**Extracted data**:
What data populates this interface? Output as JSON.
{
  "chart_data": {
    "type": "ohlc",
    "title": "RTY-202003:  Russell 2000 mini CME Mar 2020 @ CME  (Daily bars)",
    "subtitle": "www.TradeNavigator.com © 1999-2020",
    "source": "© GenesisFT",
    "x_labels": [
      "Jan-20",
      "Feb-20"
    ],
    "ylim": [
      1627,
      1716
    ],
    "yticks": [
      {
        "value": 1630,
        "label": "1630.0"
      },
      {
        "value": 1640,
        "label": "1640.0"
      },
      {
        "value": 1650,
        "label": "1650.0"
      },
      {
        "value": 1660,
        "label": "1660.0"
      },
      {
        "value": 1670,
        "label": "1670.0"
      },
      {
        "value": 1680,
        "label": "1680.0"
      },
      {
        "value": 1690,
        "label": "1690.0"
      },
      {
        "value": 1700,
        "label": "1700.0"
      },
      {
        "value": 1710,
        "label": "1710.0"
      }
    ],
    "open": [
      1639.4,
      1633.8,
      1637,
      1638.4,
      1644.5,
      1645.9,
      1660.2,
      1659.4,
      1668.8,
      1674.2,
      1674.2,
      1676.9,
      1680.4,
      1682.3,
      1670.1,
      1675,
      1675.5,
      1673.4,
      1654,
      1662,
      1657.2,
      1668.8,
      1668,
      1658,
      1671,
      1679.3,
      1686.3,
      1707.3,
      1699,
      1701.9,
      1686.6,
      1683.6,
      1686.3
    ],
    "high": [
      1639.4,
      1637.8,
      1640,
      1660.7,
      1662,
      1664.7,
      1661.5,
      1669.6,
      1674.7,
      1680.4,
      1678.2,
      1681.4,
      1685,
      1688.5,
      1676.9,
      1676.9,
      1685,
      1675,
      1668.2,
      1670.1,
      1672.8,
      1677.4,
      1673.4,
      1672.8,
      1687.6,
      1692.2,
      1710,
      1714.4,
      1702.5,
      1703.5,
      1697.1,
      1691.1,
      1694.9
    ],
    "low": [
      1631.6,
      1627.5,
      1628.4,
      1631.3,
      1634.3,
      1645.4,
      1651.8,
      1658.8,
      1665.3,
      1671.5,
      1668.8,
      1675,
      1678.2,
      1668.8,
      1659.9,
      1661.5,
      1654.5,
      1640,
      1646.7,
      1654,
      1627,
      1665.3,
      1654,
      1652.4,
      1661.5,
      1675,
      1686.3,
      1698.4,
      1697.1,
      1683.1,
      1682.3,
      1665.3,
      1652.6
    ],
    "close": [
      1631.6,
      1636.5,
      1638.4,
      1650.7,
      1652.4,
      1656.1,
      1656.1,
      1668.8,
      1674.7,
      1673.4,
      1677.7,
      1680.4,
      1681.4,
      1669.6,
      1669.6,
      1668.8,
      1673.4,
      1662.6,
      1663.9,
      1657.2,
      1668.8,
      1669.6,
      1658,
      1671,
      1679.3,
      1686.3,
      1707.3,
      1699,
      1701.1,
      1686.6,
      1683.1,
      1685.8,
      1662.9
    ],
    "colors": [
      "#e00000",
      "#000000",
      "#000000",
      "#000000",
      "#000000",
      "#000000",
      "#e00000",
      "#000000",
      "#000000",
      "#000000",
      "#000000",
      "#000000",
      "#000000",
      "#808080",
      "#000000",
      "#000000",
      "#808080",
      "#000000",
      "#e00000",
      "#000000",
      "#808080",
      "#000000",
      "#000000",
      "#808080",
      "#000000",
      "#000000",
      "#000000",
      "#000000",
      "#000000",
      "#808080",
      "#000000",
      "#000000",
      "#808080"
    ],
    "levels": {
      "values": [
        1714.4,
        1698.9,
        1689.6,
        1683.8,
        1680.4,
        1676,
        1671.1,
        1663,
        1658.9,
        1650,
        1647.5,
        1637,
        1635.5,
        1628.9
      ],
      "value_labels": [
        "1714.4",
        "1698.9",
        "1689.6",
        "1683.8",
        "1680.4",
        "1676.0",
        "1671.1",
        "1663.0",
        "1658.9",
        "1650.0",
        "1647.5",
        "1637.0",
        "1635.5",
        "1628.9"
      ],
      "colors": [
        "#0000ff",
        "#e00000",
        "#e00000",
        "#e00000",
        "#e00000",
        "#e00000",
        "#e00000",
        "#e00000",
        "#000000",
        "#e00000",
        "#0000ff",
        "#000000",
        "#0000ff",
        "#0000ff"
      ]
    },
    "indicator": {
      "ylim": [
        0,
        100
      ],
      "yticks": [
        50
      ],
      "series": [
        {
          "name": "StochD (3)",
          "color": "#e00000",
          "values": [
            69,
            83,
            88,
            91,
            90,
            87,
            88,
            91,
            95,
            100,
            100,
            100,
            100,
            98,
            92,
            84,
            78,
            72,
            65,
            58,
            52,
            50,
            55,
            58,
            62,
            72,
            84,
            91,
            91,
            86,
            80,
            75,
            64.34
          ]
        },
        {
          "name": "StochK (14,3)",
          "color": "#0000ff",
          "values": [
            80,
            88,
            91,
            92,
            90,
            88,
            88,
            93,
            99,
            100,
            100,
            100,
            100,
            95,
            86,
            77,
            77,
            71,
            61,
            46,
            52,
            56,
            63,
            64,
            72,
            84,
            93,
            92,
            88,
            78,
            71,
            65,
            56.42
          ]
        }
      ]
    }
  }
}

**Problem**: The entire listing needs to be output again, exactly, please.

**Answer to this exercise**:
What data populates this interface? Output as JSON.
{
  "chart_data": {
    "type": "ohlc",
    "title": "RTY-202003:  Russell 2000 mini CME Mar 2020 @ CME  (Daily bars)",
    "subtitle": "www.TradeNavigator.com © 1999-2020",
    "source": "© GenesisFT",
    "x_labels": [
      "Jan-20",
      "Feb-20"
    ],
    "ylim": [
      1627,
      1716
    ],
    "yticks": [
      {
        "value": 1630,
        "label": "1630.0"
      },
      {
        "value": 1640,
        "label": "1640.0"
      },
      {
        "value": 1650,
        "label": "1650.0"
      },
      {
        "value": 1660,
        "label": "1660.0"
      },
      {
        "value": 1670,
        "label": "1670.0"
      },
      {
        "value": 1680,
        "label": "1680.0"
      },
      {
        "value": 1690,
        "label": "1690.0"
      },
      {
        "value": 1700,
        "label": "1700.0"
      },
      {
        "value": 1710,
        "label": "1710.0"
      }
    ],
    "open": [
      1639.4,
      1633.8,
      1637,
      1638.4,
      1644.5,
      1645.9,
      1660.2,
      1659.4,
      1668.8,
      1674.2,
      1674.2,
      1676.9,
      1680.4,
      1682.3,
      1670.1,
      1675,
      1675.5,
      1673.4,
      1654,
      1662,
      1657.2,
      1668.8,
      1668,
      1658,
      1671,
      1679.3,
      1686.3,
      1707.3,
      1699,
      1701.9,
      1686.6,
      1683.6,
      1686.3
    ],
    "high": [
      1639.4,
      1637.8,
      1640,
      1660.7,
      1662,
      1664.7,
      1661.5,
      1669.6,
      1674.7,
      1680.4,
      1678.2,
      1681.4,
      1685,
      1688.5,
      1676.9,
      1676.9,
      1685,
      1675,
      1668.2,
      1670.1,
      1672.8,
      1677.4,
      1673.4,
      1672.8,
      1687.6,
      1692.2,
      1710,
      1714.4,
      1702.5,
      1703.5,
      1697.1,
      1691.1,
      1694.9
    ],
    "low": [
      1631.6,
      1627.5,
      1628.4,
      1631.3,
      1634.3,
      1645.4,
      1651.8,
      1658.8,
      1665.3,
      1671.5,
      1668.8,
      1675,
      1678.2,
      1668.8,
      1659.9,
      1661.5,
      1654.5,
      1640,
      1646.7,
      1654,
      1627,
      1665.3,
      1654,
      1652.4,
      1661.5,
      1675,
      1686.3,
      1698.4,
      1697.1,
      1683.1,
      1682.3,
      1665.3,
      1652.6
    ],
    "close": [
      1631.6,
      1636.5,
      1638.4,
      1650.7,
      1652.4,
      1656.1,
      1656.1,
      1668.8,
      1674.7,
      1673.4,
      1677.7,
      1680.4,
      1681.4,
      1669.6,
      1669.6,
      1668.8,
      1673.4,
      1662.6,
      1663.9,
      1657.2,
      1668.8,
      1669.6,
      1658,
      1671,
      1679.3,
      1686.3,
      1707.3,
      1699,
      1701.1,
      1686.6,
      1683.1,
      1685.8,
      1662.9
    ],
    "colors": [
      "#e00000",
      "#000000",
      "#000000",
      "#000000",
      "#000000",
      "#000000",
      "#e00000",
      "#000000",
      "#000000",
      "#000000",
      "#000000",
      "#000000",
      "#000000",
      "#808080",
      "#000000",
      "#000000",
      "#808080",
      "#000000",
      "#e00000",
      "#000000",
      "#808080",
      "#000000",
      "#000000",
      "#808080",
      "#000000",
      "#000000",
      "#000000",
      "#000000",
      "#000000",
      "#808080",
      "#000000",
      "#000000",
      "#808080"
    ],
    "levels": {
      "values": [
        1714.4,
        1698.9,
        1689.6,
        1683.8,
        1680.4,
        1676,
        1671.1,
        1663,
        1658.9,
        1650,
        1647.5,
        1637,
        1635.5,
        1628.9
      ],
      "value_labels": [
        "1714.4",
        "1698.9",
        "1689.6",
        "1683.8",
        "1680.4",
        "1676.0",
        "1671.1",
        "1663.0",
        "1658.9",
        "1650.0",
        "1647.5",
        "1637.0",
        "1635.5",
        "1628.9"
      ],
      "colors": [
        "#0000ff",
        "#e00000",
        "#e00000",
        "#e00000",
        "#e00000",
        "#e00000",
        "#e00000",
        "#e00000",
        "#000000",
        "#e00000",
        "#0000ff",
        "#000000",
        "#0000ff",
        "#0000ff"
      ]
    },
    "indicator": {
      "ylim": [
        0,
        100
      ],
      "yticks": [
        50
      ],
      "series": [
        {
          "name": "StochD (3)",
          "color": "#e00000",
          "values": [
            69,
            83,
            88,
            91,
            90,
            87,
            88,
            91,
            95,
            100,
            100,
            100,
            100,
            98,
            92,
            84,
            78,
            72,
            65,
            58,
            52,
            50,
            55,
            58,
            62,
            72,
            84,
            91,
            91,
            86,
            80,
            75,
            64.34
          ]
        },
        {
          "name": "StochK (14,3)",
          "color": "#0000ff",
          "values": [
            80,
            88,
            91,
            92,
            90,
            88,
            88,
            93,
            99,
            100,
            100,
            100,
            100,
            95,
            86,
            77,
            77,
            71,
            61,
            46,
            52,
            56,
            63,
            64,
            72,
            84,
            93,
            92,
            88,
            78,
            71,
            65,
            56.42
          ]
        }
      ]
    }
  }
}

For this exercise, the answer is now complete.